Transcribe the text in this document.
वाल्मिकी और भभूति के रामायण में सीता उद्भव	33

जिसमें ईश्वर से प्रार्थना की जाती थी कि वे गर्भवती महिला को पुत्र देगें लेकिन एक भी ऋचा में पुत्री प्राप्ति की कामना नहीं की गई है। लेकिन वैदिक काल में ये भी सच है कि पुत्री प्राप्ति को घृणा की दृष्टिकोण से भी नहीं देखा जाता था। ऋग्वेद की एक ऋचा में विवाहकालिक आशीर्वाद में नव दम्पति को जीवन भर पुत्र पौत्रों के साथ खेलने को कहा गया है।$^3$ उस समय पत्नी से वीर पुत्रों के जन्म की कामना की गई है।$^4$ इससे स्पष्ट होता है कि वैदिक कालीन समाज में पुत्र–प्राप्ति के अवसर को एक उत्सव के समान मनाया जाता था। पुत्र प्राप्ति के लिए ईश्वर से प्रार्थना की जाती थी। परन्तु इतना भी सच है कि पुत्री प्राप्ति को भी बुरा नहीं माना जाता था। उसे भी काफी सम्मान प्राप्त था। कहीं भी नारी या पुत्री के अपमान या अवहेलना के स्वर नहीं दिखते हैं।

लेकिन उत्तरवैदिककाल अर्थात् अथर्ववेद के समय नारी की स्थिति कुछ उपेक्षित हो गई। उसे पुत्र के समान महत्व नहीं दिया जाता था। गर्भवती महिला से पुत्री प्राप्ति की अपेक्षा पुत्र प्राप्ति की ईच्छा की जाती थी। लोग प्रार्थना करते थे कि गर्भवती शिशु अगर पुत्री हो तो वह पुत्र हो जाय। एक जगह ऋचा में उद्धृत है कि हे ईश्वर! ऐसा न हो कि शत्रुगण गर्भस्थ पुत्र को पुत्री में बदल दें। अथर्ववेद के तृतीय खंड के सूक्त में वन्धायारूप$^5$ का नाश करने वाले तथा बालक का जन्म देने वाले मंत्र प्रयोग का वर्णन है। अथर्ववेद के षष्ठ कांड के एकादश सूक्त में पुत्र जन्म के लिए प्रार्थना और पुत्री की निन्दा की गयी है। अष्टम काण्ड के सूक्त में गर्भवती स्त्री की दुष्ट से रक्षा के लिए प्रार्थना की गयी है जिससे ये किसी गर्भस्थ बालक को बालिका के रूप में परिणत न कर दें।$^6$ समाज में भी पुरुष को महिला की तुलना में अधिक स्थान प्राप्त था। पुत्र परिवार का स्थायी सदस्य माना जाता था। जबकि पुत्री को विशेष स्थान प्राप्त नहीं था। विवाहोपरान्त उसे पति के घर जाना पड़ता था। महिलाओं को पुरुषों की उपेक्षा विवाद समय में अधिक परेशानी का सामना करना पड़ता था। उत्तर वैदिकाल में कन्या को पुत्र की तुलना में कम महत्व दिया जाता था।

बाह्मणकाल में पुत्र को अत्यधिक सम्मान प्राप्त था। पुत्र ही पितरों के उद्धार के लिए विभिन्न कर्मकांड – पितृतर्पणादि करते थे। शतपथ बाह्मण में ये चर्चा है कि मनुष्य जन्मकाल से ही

The task
Copy out each line exactly as written.

Exercise response
Transcribe the text in this document.
वाल्मिकी और भभूति के रामायण में सीता उद्भव	33

जिसमें ईश्वर से प्रार्थना की जाती थी कि वे गर्भवती महिला को पुत्र देगें लेकिन एक भी ऋचा में पुत्री प्राप्ति की कामना नहीं की गई है। लेकिन वैदिक काल में ये भी सच है कि पुत्री प्राप्ति को घृणा की दृष्टिकोण से भी नहीं देखा जाता था। ऋग्वेद की एक ऋचा में विवाहकालिक आशीर्वाद में नव दम्पति को जीवन भर पुत्र पौत्रों के साथ खेलने को कहा गया है।$^3$ उस समय पत्नी से वीर पुत्रों के जन्म की कामना की गई है।$^4$ इससे स्पष्ट होता है कि वैदिक कालीन समाज में पुत्र–प्राप्ति के अवसर को एक उत्सव के समान मनाया जाता था। पुत्र प्राप्ति के लिए ईश्वर से प्रार्थना की जाती थी। परन्तु इतना भी सच है कि पुत्री प्राप्ति को भी बुरा नहीं माना जाता था। उसे भी काफी सम्मान प्राप्त था। कहीं भी नारी या पुत्री के अपमान या अवहेलना के स्वर नहीं दिखते हैं।

लेकिन उत्तरवैदिककाल अर्थात् अथर्ववेद के समय नारी की स्थिति कुछ उपेक्षित हो गई। उसे पुत्र के समान महत्व नहीं दिया जाता था। गर्भवती महिला से पुत्री प्राप्ति की अपेक्षा पुत्र प्राप्ति की ईच्छा की जाती थी। लोग प्रार्थना करते थे कि गर्भवती शिशु अगर पुत्री हो तो वह पुत्र हो जाय। एक जगह ऋचा में उद्धृत है कि हे ईश्वर! ऐसा न हो कि शत्रुगण गर्भस्थ पुत्र को पुत्री में बदल दें। अथर्ववेद के तृतीय खंड के सूक्त में वन्धायारूप$^5$ का नाश करने वाले तथा बालक का जन्म देने वाले मंत्र प्रयोग का वर्णन है। अथर्ववेद के षष्ठ कांड के एकादश सूक्त में पुत्र जन्म के लिए प्रार्थना और पुत्री की निन्दा की गयी है। अष्टम काण्ड के सूक्त में गर्भवती स्त्री की दुष्ट से रक्षा के लिए प्रार्थना की गयी है जिससे ये किसी गर्भस्थ बालक को बालिका के रूप में परिणत न कर दें।$^6$ समाज में भी पुरुष को महिला की तुलना में अधिक स्थान प्राप्त था। पुत्र परिवार का स्थायी सदस्य माना जाता था। जबकि पुत्री को विशेष स्थान प्राप्त नहीं था। विवाहोपरान्त उसे पति के घर जाना पड़ता था। महिलाओं को पुरुषों की उपेक्षा विवाद समय में अधिक परेशानी का सामना करना पड़ता था। उत्तर वैदिकाल में कन्या को पुत्र की तुलना में कम महत्व दिया जाता था।

बाह्मणकाल में पुत्र को अत्यधिक सम्मान प्राप्त था। पुत्र ही पितरों के उद्धार के लिए विभिन्न कर्मकांड – पितृतर्पणादि करते थे। शतपथ बाह्मण में ये चर्चा है कि मनुष्य जन्मकाल से ही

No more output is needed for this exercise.